[BEGIN MATERIAL SUPPLIED]
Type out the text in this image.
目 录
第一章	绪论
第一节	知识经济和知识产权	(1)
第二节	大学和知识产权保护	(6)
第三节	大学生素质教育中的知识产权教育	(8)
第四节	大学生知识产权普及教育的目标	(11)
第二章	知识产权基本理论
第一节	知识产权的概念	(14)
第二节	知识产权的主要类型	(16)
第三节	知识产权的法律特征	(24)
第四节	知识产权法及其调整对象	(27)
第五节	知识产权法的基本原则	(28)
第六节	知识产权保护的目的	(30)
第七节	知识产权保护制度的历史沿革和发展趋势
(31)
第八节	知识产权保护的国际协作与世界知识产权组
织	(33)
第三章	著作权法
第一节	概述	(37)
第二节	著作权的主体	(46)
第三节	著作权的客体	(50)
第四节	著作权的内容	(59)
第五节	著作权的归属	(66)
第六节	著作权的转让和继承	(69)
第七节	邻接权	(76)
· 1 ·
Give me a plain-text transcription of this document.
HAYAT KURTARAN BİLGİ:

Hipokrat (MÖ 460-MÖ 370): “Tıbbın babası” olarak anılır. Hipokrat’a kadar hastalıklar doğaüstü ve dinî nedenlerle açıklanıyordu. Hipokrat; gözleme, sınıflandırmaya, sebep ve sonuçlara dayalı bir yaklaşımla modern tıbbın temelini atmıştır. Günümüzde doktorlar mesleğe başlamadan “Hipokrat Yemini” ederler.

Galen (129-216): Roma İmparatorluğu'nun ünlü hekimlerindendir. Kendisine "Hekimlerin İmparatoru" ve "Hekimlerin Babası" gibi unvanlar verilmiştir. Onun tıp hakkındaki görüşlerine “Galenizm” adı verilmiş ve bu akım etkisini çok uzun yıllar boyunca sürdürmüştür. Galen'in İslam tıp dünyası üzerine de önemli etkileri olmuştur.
[END MATERIAL SUPPLIED]
[BEGIN MATERIAL SUPPLIED]
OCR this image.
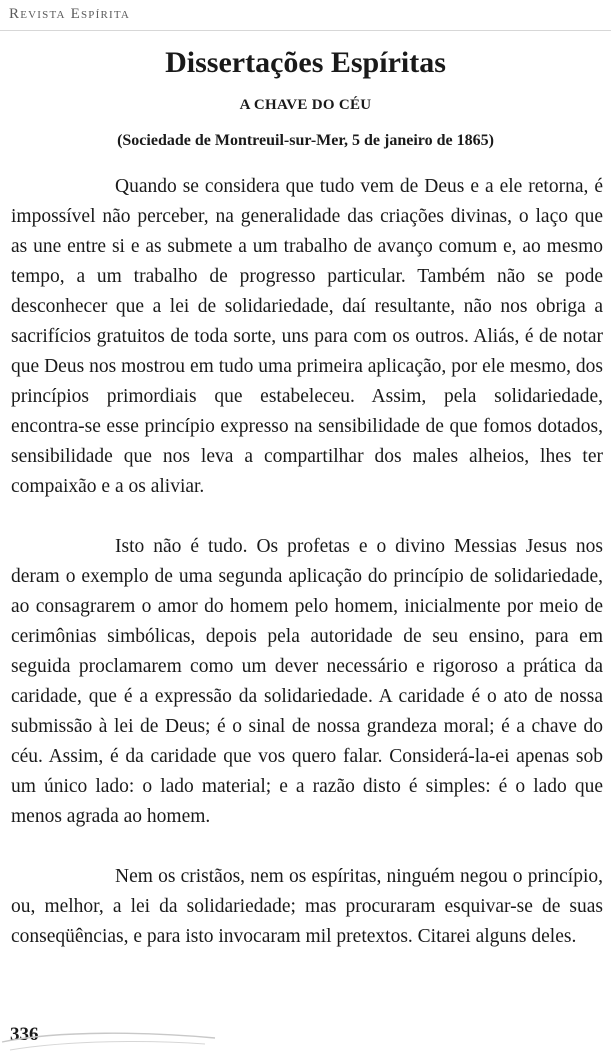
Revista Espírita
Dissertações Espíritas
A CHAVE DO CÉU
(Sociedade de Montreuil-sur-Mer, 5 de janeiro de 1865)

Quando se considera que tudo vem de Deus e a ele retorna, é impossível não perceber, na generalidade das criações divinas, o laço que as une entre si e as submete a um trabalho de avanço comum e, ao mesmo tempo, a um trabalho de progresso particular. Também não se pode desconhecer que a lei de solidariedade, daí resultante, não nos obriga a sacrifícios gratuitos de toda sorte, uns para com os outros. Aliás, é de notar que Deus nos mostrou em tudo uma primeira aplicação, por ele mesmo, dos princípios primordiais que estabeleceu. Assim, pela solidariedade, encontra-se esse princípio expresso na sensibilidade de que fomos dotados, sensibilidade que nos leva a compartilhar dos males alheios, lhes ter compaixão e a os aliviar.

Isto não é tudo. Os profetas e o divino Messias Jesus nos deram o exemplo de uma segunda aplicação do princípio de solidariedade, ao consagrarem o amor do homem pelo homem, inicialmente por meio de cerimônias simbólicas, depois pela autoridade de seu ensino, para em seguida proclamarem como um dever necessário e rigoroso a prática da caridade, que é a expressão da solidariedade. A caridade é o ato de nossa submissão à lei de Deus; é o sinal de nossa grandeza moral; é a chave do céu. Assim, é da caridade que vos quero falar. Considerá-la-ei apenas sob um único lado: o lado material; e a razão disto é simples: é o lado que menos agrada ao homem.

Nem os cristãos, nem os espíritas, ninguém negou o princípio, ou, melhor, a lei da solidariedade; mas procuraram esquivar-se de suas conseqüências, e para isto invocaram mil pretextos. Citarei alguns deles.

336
[END MATERIAL SUPPLIED]
[BEGIN MATERIAL SUPPLIED]
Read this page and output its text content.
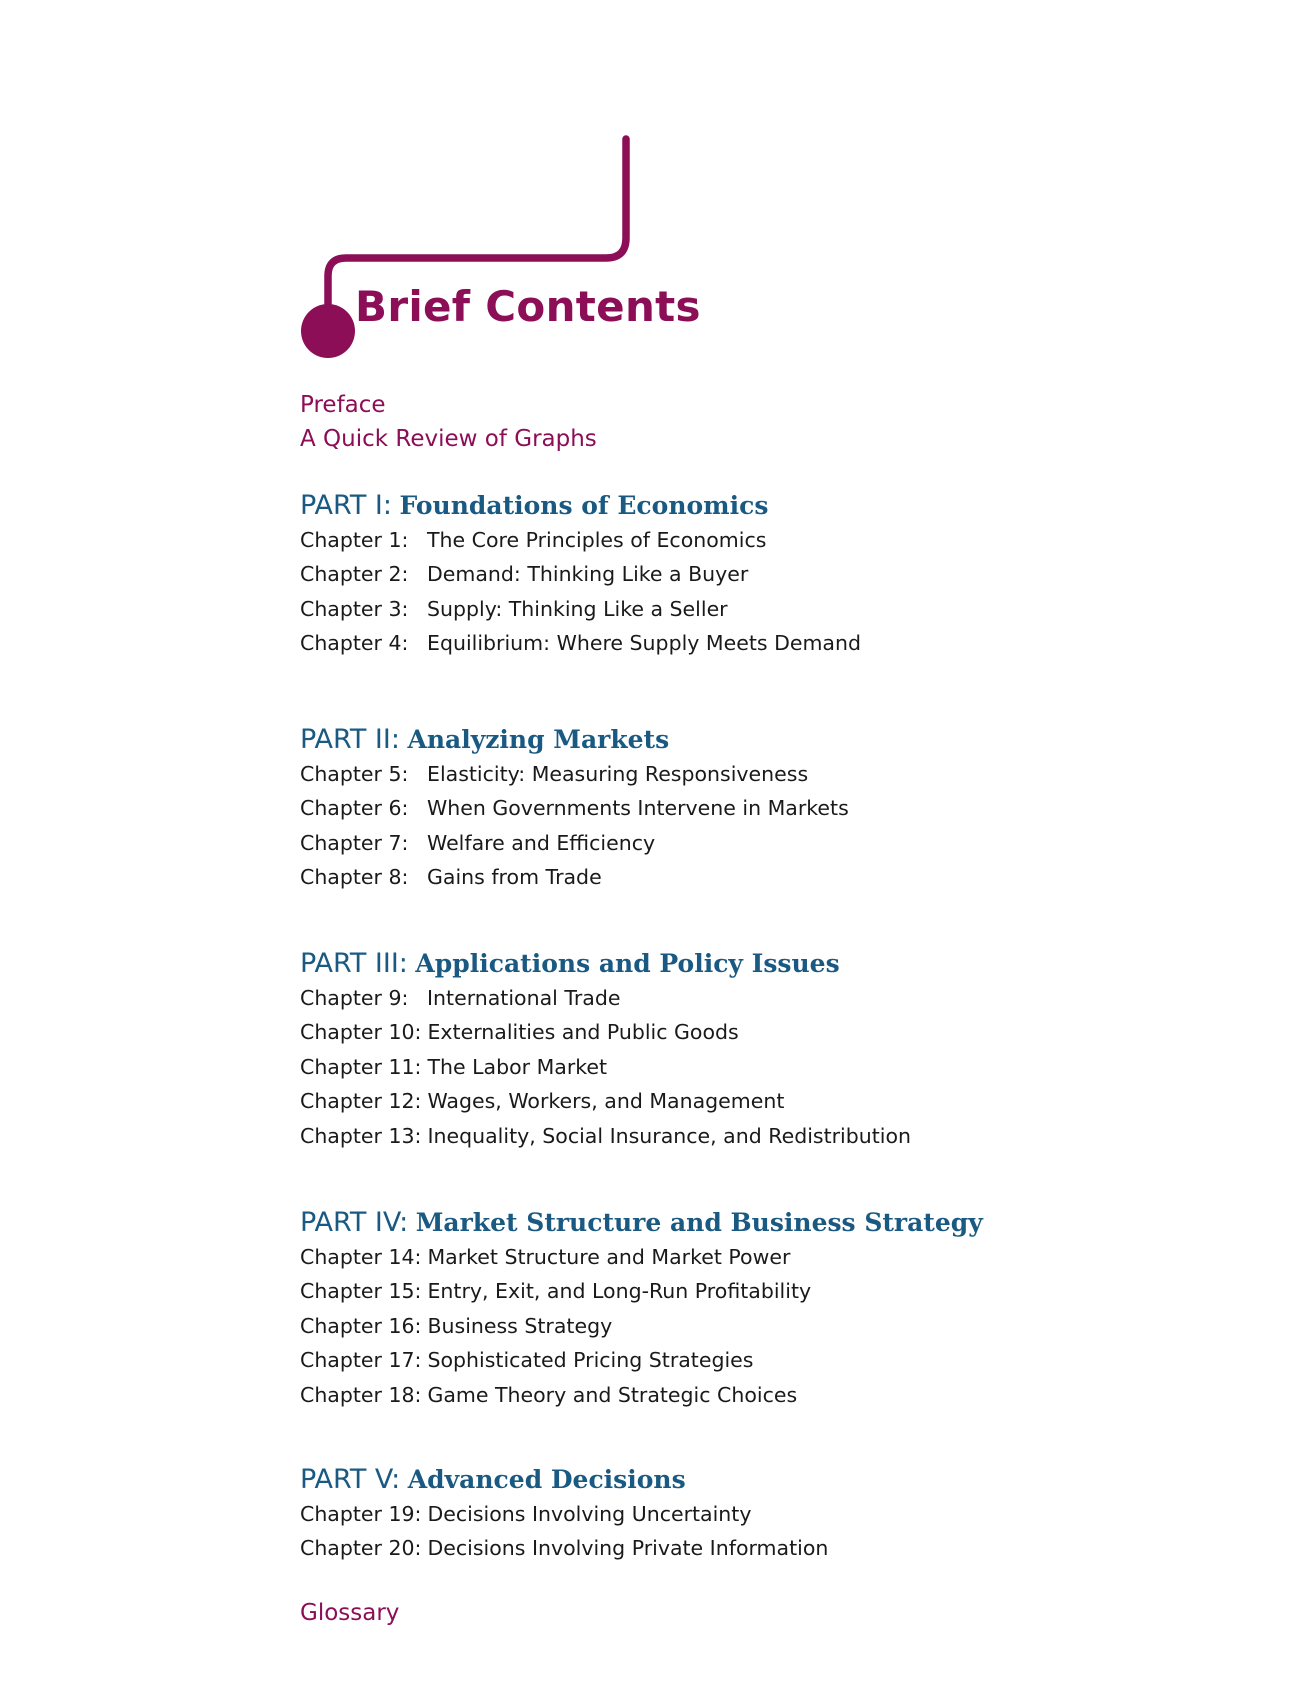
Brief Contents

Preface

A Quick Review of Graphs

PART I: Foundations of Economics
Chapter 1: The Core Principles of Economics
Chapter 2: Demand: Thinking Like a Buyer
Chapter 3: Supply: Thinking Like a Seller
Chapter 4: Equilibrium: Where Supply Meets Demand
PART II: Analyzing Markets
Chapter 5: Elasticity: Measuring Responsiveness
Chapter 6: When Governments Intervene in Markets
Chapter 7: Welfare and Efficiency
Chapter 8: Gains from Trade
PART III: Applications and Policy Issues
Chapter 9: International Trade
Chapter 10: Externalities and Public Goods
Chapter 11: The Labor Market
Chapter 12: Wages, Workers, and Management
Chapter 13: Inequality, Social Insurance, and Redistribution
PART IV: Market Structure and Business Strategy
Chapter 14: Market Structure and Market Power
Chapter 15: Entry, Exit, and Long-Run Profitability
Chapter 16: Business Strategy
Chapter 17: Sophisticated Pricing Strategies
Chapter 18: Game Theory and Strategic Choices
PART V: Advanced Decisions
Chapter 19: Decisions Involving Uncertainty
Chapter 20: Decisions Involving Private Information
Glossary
[END MATERIAL SUPPLIED]
**PROBLEM REQUIREMENTS:** Return the lines of the records that include the string "Demand".

**REPLY:**
Chapter 2: Demand: Thinking Like a Buyer
Chapter 4: Equilibrium: Where Supply Meets Demand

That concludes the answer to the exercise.